### Task description
In the items below, reproduce word for word the part that opens with the line containing "Bar <box>123 204 149 390</box>" and closes with the line containing "Bar <box>353 384 378 390</box>". Include both of those lines.

### Input records
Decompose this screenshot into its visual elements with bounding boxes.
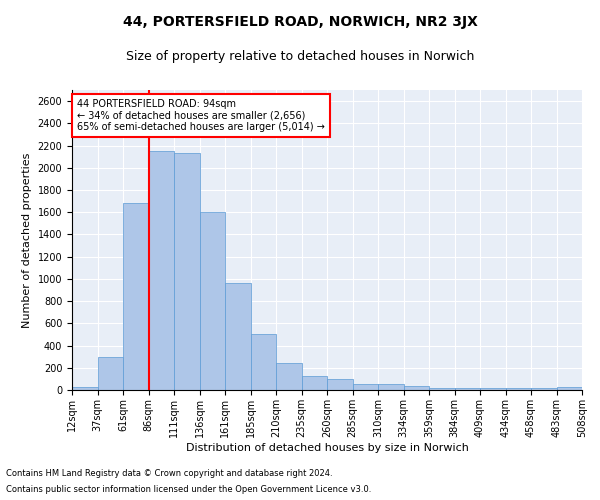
Bar <box>123 204 149 390</box>
Bar <box>455 388 480 390</box>
Bar <box>199 212 225 390</box>
Bar <box>276 364 302 390</box>
Bar <box>404 386 429 390</box>
Text: Contains public sector information licensed under the Open Government Licence v3: Contains public sector information licen… <box>6 485 371 494</box>
Bar <box>72 387 97 390</box>
Bar <box>225 284 251 390</box>
Bar <box>429 388 455 390</box>
Text: 44 PORTERSFIELD ROAD: 94sqm
← 34% of detached houses are smaller (2,656)
65% of : 44 PORTERSFIELD ROAD: 94sqm ← 34% of det… <box>77 99 325 132</box>
Bar <box>302 376 327 390</box>
Bar <box>378 384 404 390</box>
Bar <box>174 154 199 390</box>
Bar <box>353 384 378 390</box>
X-axis label: Distribution of detached houses by size in Norwich: Distribution of detached houses by size … <box>185 442 469 452</box>
Bar <box>149 151 174 390</box>
Bar <box>97 356 123 390</box>
Bar <box>327 379 353 390</box>
Text: Contains HM Land Registry data © Crown copyright and database right 2024.: Contains HM Land Registry data © Crown c… <box>6 468 332 477</box>
Bar <box>251 334 276 390</box>
Text: Size of property relative to detached houses in Norwich: Size of property relative to detached ho… <box>126 50 474 63</box>
Bar <box>531 388 557 390</box>
Bar <box>557 387 582 390</box>
Text: 44, PORTERSFIELD ROAD, NORWICH, NR2 3JX: 44, PORTERSFIELD ROAD, NORWICH, NR2 3JX <box>122 15 478 29</box>
Bar <box>480 388 505 390</box>
Bar <box>505 388 531 390</box>
Y-axis label: Number of detached properties: Number of detached properties <box>22 152 32 328</box>
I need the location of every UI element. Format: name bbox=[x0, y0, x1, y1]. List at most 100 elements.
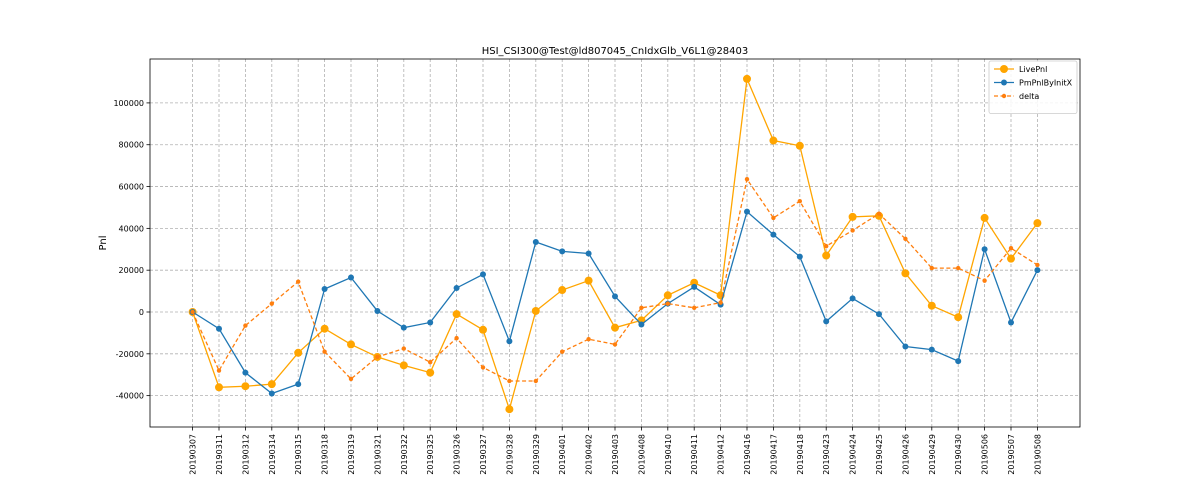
x-tick-label: 20190307 bbox=[189, 434, 198, 475]
data-point-pmpnlbyinitx bbox=[216, 325, 222, 332]
data-point-pmpnlbyinitx bbox=[928, 346, 935, 353]
data-point-pmpnlbyinitx bbox=[876, 311, 882, 318]
data-point-livepnl bbox=[347, 340, 355, 349]
data-point-livepnl bbox=[267, 380, 276, 389]
y-tick-label: 60000 bbox=[119, 183, 144, 192]
x-tick-label: 20190321 bbox=[373, 434, 382, 475]
y-tick-label: 0 bbox=[139, 308, 144, 317]
x-tick-label: 20190430 bbox=[954, 434, 963, 475]
data-point-pmpnlbyinitx bbox=[427, 319, 434, 326]
data-point-delta bbox=[533, 378, 538, 384]
x-tick-label: 20190319 bbox=[347, 434, 356, 475]
y-axis-title: Pnl bbox=[98, 236, 109, 251]
data-point-livepnl bbox=[954, 313, 963, 322]
data-point-livepnl bbox=[426, 368, 435, 377]
x-tick-label: 20190429 bbox=[928, 434, 937, 475]
data-point-pmpnlbyinitx bbox=[295, 381, 302, 388]
data-point-delta bbox=[243, 323, 248, 328]
data-point-livepnl bbox=[294, 348, 303, 357]
data-point-delta bbox=[850, 228, 855, 233]
x-tick-label: 20190506 bbox=[981, 434, 990, 475]
data-point-pmpnlbyinitx bbox=[691, 283, 698, 290]
data-point-delta bbox=[348, 376, 354, 382]
data-point-livepnl bbox=[452, 310, 461, 319]
y-tick-label: -20000 bbox=[116, 350, 144, 359]
x-tick-label: 20190423 bbox=[822, 434, 831, 475]
data-point-pmpnlbyinitx bbox=[638, 321, 645, 328]
data-point-pmpnlbyinitx bbox=[559, 248, 566, 255]
data-point-livepnl bbox=[980, 213, 989, 222]
data-point-pmpnlbyinitx bbox=[770, 231, 777, 238]
x-tick-label: 20190327 bbox=[479, 434, 488, 475]
data-point-delta bbox=[375, 354, 380, 360]
x-tick-label: 20190315 bbox=[294, 434, 303, 475]
legend-label: delta bbox=[1019, 92, 1039, 101]
x-tick-label: 20190318 bbox=[321, 434, 330, 475]
legend-swatch-marker bbox=[1000, 65, 1008, 73]
y-axis-ticks: -40000 -20000 0 20000 40000 60000 80000 100000 bbox=[113, 99, 150, 401]
data-point-pmpnlbyinitx bbox=[506, 338, 513, 345]
data-point-delta bbox=[454, 335, 459, 341]
series-layer bbox=[188, 74, 1042, 414]
x-tick-label: 20190418 bbox=[796, 434, 805, 475]
chart-title: HSI_CSI300@Test@ld807045_CnIdxGlb_V6L1@2… bbox=[482, 46, 749, 57]
x-tick-label: 20190424 bbox=[849, 434, 858, 475]
data-point-delta bbox=[296, 279, 301, 284]
data-point-livepnl bbox=[558, 286, 567, 295]
data-point-delta bbox=[903, 236, 908, 242]
x-tick-label: 20190311 bbox=[215, 434, 224, 475]
legend-swatch-marker bbox=[1001, 79, 1007, 86]
x-tick-label: 20190314 bbox=[268, 434, 277, 475]
data-point-pmpnlbyinitx bbox=[348, 274, 354, 281]
data-point-livepnl bbox=[1007, 254, 1015, 263]
data-point-delta bbox=[507, 378, 512, 384]
data-point-pmpnlbyinitx bbox=[480, 271, 486, 278]
data-point-delta bbox=[216, 368, 222, 373]
x-tick-label: 20190326 bbox=[453, 434, 462, 475]
x-tick-label: 20190403 bbox=[611, 434, 620, 475]
data-point-delta bbox=[744, 177, 750, 182]
series-pmpnlbyinitx bbox=[189, 208, 1041, 397]
data-point-delta bbox=[612, 342, 618, 347]
data-point-delta bbox=[428, 359, 433, 365]
data-point-livepnl bbox=[505, 405, 514, 414]
grid-layer bbox=[150, 59, 1080, 427]
data-point-pmpnlbyinitx bbox=[744, 208, 750, 215]
data-point-delta bbox=[322, 349, 327, 354]
data-point-delta bbox=[560, 349, 565, 354]
legend-label: PmPnlByInitX bbox=[1019, 79, 1073, 88]
data-point-delta bbox=[718, 300, 723, 305]
data-point-pmpnlbyinitx bbox=[1034, 267, 1041, 274]
data-point-livepnl bbox=[822, 251, 831, 260]
x-tick-label: 20190508 bbox=[1033, 434, 1042, 475]
y-tick-label: -40000 bbox=[116, 392, 144, 401]
data-point-pmpnlbyinitx bbox=[374, 307, 381, 314]
data-point-delta bbox=[982, 278, 987, 283]
y-tick-label: 20000 bbox=[119, 266, 144, 275]
data-point-pmpnlbyinitx bbox=[981, 246, 988, 253]
x-tick-label: 20190411 bbox=[690, 434, 699, 475]
x-tick-label: 20190412 bbox=[717, 434, 726, 475]
data-point-delta bbox=[929, 265, 934, 271]
data-point-delta bbox=[190, 309, 195, 315]
data-point-livepnl bbox=[215, 383, 223, 392]
data-point-livepnl bbox=[901, 269, 910, 278]
data-point-livepnl bbox=[769, 136, 778, 145]
legend: LivePnl PmPnlByInitX delta bbox=[988, 60, 1078, 114]
data-point-livepnl bbox=[848, 212, 857, 221]
data-point-livepnl bbox=[743, 74, 751, 83]
x-tick-label: 20190312 bbox=[241, 434, 250, 475]
legend-label: LivePnl bbox=[1019, 65, 1047, 74]
data-point-livepnl bbox=[584, 276, 593, 285]
data-point-pmpnlbyinitx bbox=[585, 250, 592, 257]
x-tick-label: 20190402 bbox=[585, 434, 594, 475]
x-tick-label: 20190410 bbox=[664, 434, 673, 475]
x-tick-label: 20190507 bbox=[1007, 434, 1016, 475]
y-tick-label: 80000 bbox=[119, 141, 144, 150]
data-point-livepnl bbox=[927, 301, 936, 310]
data-point-livepnl bbox=[479, 325, 487, 334]
data-point-pmpnlbyinitx bbox=[1008, 319, 1014, 326]
data-point-pmpnlbyinitx bbox=[453, 284, 460, 291]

### Answer to this problem
Bar <box>123 204 149 390</box>
Bar <box>455 388 480 390</box>
Bar <box>199 212 225 390</box>
Bar <box>276 364 302 390</box>
Bar <box>404 386 429 390</box>
Text: Contains public sector information licensed under the Open Government Licence v3: Contains public sector information licen… <box>6 485 371 494</box>
Bar <box>72 387 97 390</box>
Bar <box>225 284 251 390</box>
Bar <box>429 388 455 390</box>
Text: 44 PORTERSFIELD ROAD: 94sqm
← 34% of detached houses are smaller (2,656)
65% of : 44 PORTERSFIELD ROAD: 94sqm ← 34% of det… <box>77 99 325 132</box>
Bar <box>302 376 327 390</box>
Bar <box>378 384 404 390</box>
Bar <box>174 154 199 390</box>
Bar <box>353 384 378 390</box>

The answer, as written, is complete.